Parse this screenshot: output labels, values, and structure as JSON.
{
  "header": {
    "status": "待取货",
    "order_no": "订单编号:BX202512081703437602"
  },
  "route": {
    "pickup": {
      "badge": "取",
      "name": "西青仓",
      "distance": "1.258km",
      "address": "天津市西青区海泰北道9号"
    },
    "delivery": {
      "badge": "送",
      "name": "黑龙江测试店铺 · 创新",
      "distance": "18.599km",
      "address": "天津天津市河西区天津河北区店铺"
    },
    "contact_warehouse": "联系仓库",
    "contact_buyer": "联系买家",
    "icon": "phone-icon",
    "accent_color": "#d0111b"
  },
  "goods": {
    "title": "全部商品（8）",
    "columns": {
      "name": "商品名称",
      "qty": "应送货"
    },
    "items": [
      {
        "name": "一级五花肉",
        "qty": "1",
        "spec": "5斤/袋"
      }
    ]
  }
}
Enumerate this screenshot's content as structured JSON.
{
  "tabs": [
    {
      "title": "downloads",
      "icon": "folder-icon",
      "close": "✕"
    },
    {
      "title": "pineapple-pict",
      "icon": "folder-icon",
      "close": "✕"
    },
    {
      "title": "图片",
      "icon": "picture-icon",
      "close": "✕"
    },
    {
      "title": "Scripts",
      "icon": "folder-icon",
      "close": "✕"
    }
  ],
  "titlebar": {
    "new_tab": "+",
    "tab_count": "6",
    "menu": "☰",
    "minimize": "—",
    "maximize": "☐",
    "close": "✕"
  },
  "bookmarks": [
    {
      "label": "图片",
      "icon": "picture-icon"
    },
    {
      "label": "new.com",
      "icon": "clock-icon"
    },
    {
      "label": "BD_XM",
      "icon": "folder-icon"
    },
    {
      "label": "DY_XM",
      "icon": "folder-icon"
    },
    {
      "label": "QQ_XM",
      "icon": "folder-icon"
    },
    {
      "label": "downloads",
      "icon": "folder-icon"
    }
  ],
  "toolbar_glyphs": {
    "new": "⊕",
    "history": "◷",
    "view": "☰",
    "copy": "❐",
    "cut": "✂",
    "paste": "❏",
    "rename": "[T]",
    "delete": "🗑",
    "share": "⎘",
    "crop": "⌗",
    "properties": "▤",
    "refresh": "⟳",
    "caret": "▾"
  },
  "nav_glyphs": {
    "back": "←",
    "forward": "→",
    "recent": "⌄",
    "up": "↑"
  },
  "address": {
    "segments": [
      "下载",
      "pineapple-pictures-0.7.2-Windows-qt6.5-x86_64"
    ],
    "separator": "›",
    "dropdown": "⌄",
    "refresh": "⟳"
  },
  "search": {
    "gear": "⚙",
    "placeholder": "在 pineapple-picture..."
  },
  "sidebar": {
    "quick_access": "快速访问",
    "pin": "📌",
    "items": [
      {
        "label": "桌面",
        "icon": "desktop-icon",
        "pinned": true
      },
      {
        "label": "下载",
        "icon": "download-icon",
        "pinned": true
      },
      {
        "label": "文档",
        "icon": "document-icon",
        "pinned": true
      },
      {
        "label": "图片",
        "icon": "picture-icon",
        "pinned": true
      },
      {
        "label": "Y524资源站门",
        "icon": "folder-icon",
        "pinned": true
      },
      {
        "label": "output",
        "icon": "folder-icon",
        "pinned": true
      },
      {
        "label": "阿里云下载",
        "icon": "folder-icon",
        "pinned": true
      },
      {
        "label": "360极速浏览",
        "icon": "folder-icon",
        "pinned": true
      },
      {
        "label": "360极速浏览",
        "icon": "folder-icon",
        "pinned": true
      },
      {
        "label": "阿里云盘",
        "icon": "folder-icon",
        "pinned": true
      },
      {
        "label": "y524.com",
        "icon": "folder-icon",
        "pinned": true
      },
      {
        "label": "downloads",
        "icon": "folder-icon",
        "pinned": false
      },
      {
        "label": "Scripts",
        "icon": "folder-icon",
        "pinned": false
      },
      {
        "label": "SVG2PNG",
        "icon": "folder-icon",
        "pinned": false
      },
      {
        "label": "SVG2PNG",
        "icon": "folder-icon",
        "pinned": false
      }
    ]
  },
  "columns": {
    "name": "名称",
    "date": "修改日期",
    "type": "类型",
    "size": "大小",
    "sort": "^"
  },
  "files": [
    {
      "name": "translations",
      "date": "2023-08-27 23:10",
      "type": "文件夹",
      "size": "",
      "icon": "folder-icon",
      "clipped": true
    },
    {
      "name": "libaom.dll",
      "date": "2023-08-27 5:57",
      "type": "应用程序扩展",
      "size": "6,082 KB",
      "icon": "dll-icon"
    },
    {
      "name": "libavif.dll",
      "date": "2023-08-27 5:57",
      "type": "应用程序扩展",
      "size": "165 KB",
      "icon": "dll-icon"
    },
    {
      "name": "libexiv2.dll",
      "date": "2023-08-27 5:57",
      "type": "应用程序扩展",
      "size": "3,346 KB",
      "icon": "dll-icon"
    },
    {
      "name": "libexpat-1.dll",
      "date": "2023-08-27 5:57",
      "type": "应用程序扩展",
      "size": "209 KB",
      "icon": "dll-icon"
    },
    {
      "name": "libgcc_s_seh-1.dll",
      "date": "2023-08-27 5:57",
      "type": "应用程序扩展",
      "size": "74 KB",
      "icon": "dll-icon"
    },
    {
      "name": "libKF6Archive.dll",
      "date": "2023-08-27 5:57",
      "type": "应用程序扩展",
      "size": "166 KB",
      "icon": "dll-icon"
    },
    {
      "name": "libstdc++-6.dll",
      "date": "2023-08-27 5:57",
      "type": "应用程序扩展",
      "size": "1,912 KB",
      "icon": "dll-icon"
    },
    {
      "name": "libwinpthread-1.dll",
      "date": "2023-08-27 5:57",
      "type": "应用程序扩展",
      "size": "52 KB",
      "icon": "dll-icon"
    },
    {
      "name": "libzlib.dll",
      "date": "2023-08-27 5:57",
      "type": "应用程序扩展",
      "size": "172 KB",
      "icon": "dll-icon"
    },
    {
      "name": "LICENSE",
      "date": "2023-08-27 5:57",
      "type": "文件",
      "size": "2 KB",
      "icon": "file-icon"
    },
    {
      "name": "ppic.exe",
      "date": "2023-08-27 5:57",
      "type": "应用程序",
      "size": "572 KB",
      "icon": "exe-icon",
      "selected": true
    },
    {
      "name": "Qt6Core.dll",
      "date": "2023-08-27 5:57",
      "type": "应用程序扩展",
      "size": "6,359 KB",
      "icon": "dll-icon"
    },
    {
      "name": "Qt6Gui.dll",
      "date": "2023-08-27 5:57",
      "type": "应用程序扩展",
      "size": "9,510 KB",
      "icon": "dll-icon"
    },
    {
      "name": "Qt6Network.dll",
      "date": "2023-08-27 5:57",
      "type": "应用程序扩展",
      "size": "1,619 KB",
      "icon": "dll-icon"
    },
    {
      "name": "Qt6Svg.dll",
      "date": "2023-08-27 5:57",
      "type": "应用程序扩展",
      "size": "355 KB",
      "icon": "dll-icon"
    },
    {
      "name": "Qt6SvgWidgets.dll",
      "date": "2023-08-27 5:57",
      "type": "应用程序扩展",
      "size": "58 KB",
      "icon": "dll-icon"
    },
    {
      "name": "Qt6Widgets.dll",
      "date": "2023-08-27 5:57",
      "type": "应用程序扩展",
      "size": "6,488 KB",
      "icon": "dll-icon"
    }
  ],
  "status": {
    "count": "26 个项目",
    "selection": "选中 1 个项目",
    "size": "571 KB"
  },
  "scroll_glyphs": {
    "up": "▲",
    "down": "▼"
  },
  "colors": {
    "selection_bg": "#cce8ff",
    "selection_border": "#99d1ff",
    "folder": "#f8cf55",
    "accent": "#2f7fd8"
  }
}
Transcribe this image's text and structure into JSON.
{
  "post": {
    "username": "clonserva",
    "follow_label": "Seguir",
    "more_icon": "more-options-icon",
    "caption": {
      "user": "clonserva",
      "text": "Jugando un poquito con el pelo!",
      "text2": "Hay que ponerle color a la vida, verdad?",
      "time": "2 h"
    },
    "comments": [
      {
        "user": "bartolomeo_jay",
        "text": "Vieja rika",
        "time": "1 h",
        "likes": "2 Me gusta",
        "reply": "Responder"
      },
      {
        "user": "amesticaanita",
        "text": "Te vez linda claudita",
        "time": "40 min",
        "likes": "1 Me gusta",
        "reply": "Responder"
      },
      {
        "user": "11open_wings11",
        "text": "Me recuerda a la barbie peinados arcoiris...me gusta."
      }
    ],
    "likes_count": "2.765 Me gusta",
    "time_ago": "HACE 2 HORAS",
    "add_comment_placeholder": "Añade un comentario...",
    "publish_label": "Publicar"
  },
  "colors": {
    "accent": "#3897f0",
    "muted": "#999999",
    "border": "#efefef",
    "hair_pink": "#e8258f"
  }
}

+--

## The task:
Quote the lines of the listing above that run from the line with "Transcribe this image's" through its last line, both included, and nothing else.

## Exercise solution:
Transcribe this image's text and structure into JSON.
{
  "post": {
    "username": "clonserva",
    "follow_label": "Seguir",
    "more_icon": "more-options-icon",
    "caption": {
      "user": "clonserva",
      "text": "Jugando un poquito con el pelo!",
      "text2": "Hay que ponerle color a la vida, verdad?",
      "time": "2 h"
    },
    "comments": [
      {
        "user": "bartolomeo_jay",
        "text": "Vieja rika",
        "time": "1 h",
        "likes": "2 Me gusta",
        "reply": "Responder"
      },
      {
        "user": "amesticaanita",
        "text": "Te vez linda claudita",
        "time": "40 min",
        "likes": "1 Me gusta",
        "reply": "Responder"
      },
      {
        "user": "11open_wings11",
        "text": "Me recuerda a la barbie peinados arcoiris...me gusta."
      }
    ],
    "likes_count": "2.765 Me gusta",
    "time_ago": "HACE 2 HORAS",
    "add_comment_placeholder": "Añade un comentario...",
    "publish_label": "Publicar"
  },
  "colors": {
    "accent": "#3897f0",
    "muted": "#999999",
    "border": "#efefef",
    "hair_pink": "#e8258f"
  }
}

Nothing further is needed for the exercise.